$35 LAN Party...
Lennart Sorensen
lsorense-1wCw9BSqJbv44Nm34jS7GywD8/FfD2ys at public.gmane.org
Tue Feb 5 15:19:44 UTC 2013
On Mon, Feb 04, 2013 at 08:47:23PM -0500, Anthony de Boer wrote:
> Just get yourself any reasonable netbook and you've got all that in a
> package you can flip open with far less hassle than plugging together
> a bunch of components. Juggling a Pi with all that just isn't viable.
>
> Granted, being able to go somewhere up north with a nice big flatscreen
> and a Model M keyboard and be able to fit everything else you need to
> do some coding in your back pocket could still be a Pi application.
> But if you're hauling a pile of stuff then a bigger computer works too.
>
> The Pi shines mostly for being cheap and tiny and having GPIO pins.

▶ Stored rows:

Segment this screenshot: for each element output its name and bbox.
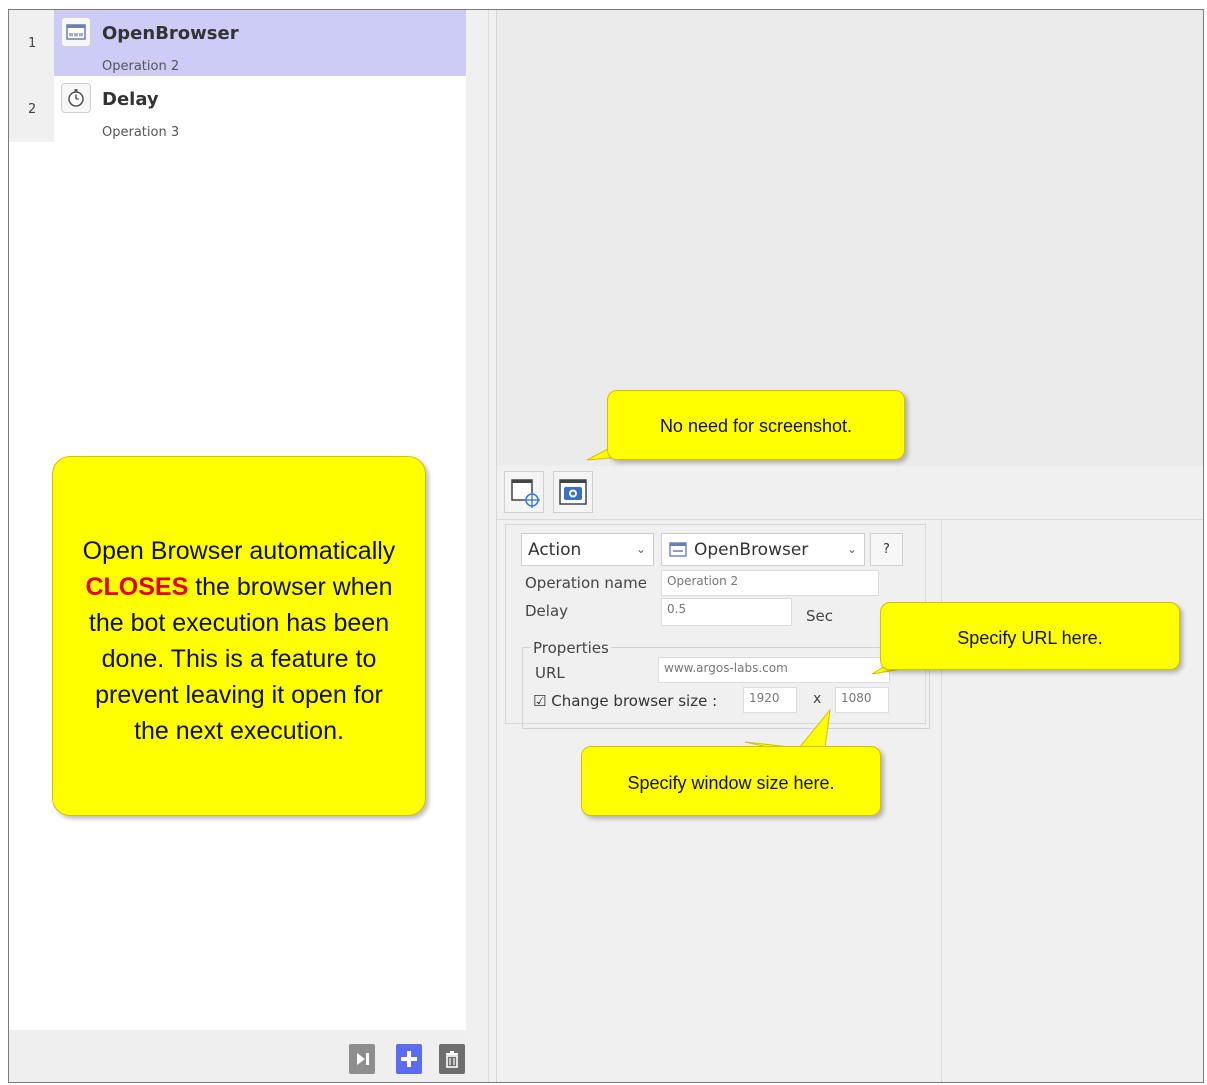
browser-www-icon: www [61,17,91,47]
size-separator: x [813,691,822,707]
operation-row[interactable]: 1 www OpenBrowser Operation 2 [9,10,466,76]
type-select[interactable]: Action ⌄ [521,533,654,566]
step-next-icon [357,1053,369,1065]
operation-name-field[interactable]: Operation 2 [661,570,879,596]
list-toolbar [9,1030,466,1082]
screenshot-button[interactable] [553,471,593,513]
operation-title: OpenBrowser [102,23,239,44]
add-icon [401,1051,417,1067]
operation-title: Delay [102,89,159,110]
callout-line: CLOSES the browser when [85,573,393,601]
callout-line: prevent leaving it open for [95,681,383,709]
chevron-down-icon: ⌄ [846,542,857,556]
callout-url: Specify URL here. [880,602,1180,670]
callout-line: Open Browser automatically [82,537,396,565]
checkbox-checked-icon: ☑ [533,692,547,710]
panel-splitter[interactable] [466,10,497,1082]
operation-row[interactable]: 2 Delay Operation 3 [9,76,466,142]
width-field[interactable]: 1920 [743,687,797,713]
delete-button[interactable] [439,1044,465,1074]
plugin-select[interactable]: OpenBrowser ⌄ [661,533,865,566]
add-button[interactable] [396,1044,422,1074]
operation-item-delay[interactable]: Delay Operation 3 [54,76,466,142]
callout-line: the bot execution has been [88,609,390,637]
properties-form: Action ⌄ OpenBrowser ⌄ ? Operation name … [505,524,930,729]
browser-www-icon [669,542,687,557]
operation-item-openbrowser[interactable]: www OpenBrowser Operation 2 [54,10,466,76]
change-size-checkbox[interactable]: ☑ Change browser size : [533,692,717,710]
operation-name-label: Operation name [525,574,647,592]
chevron-down-icon: ⌄ [635,542,646,556]
capture-window-button[interactable] [504,471,544,513]
url-label: URL [535,664,565,682]
stopwatch-icon [61,83,91,113]
delay-field[interactable]: 0.5 [661,598,792,626]
operation-index: 1 [9,10,54,76]
operation-subtitle: Operation 2 [102,59,180,74]
step-next-button[interactable] [349,1044,375,1074]
callout-line: the next execution. [134,717,344,745]
trash-icon [446,1051,458,1068]
callout-window-size: Specify window size here. [581,746,881,816]
callout-line: done. This is a feature to [101,645,377,673]
height-field[interactable]: 1080 [835,687,889,713]
operation-subtitle: Operation 3 [102,125,180,140]
url-field[interactable]: www.argos-labs.com [658,657,890,683]
callout-screenshot: No need for screenshot. [607,390,905,460]
delay-label: Delay [525,602,569,620]
svg-text:www: www [69,32,84,39]
screenshot-camera-icon [559,479,587,505]
delay-unit: Sec [806,607,833,625]
help-button[interactable]: ? [870,533,903,566]
operation-index: 2 [9,76,54,142]
properties-group-title: Properties [531,639,611,657]
callout-emphasis: CLOSES [85,573,189,601]
callout-auto-close: Open Browser automatically CLOSES the br… [52,456,426,816]
capture-window-icon [511,479,540,508]
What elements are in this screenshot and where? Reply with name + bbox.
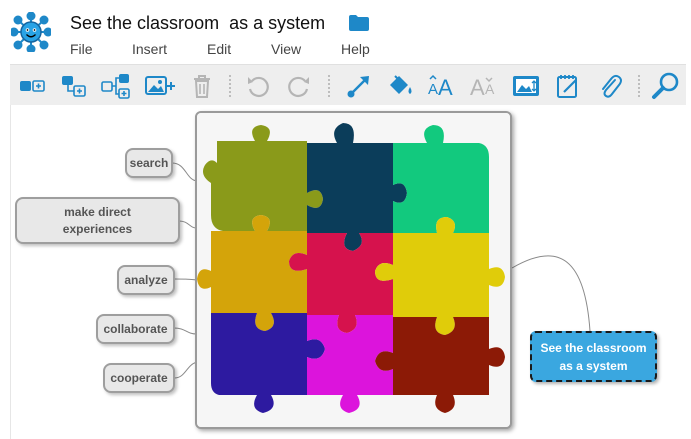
branch-node-make-direct-experiences[interactable]: make direct experiences [15, 197, 180, 244]
branch-node-label: analyze [124, 272, 168, 287]
central-topic-label: See the classroom as a system [540, 340, 647, 373]
puzzle-image [197, 113, 510, 427]
central-topic-node[interactable]: See the classroom as a system [530, 331, 657, 382]
branch-node-collaborate[interactable]: collaborate [96, 314, 175, 344]
branch-node-label: search [129, 155, 169, 170]
branch-node-label: cooperate [110, 370, 168, 385]
branch-node-analyze[interactable]: analyze [117, 265, 175, 295]
branch-node-cooperate[interactable]: cooperate [103, 363, 175, 393]
branch-node-label: collaborate [103, 321, 168, 336]
branch-node-label: make direct experiences [62, 204, 133, 236]
branch-node-search[interactable]: search [125, 148, 173, 178]
image-node-puzzle[interactable] [195, 111, 512, 429]
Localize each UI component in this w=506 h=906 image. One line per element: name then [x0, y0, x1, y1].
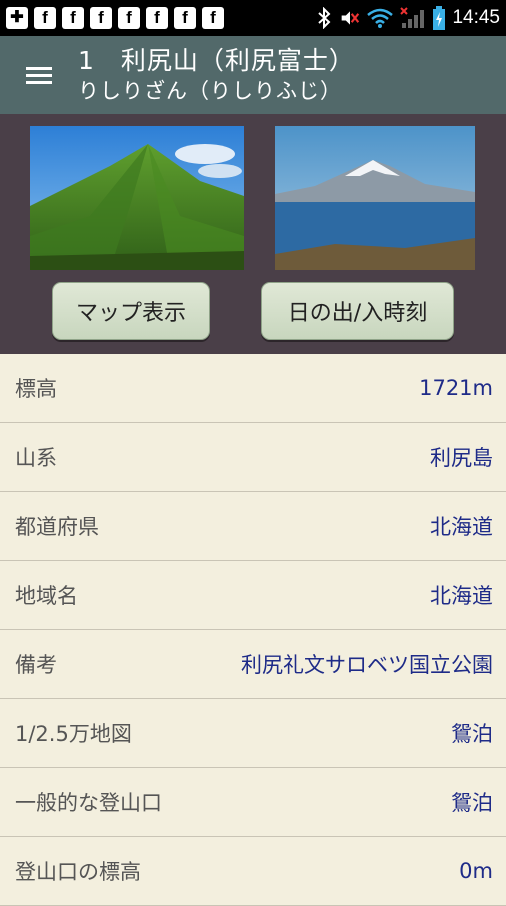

▶ Written instruction:
According to the quoted message in the post, what does the Pi shine mostly for? The lines above are separate material and have no connection to the post.

▶ Solution:
For being cheap and tiny and having GPIO pins.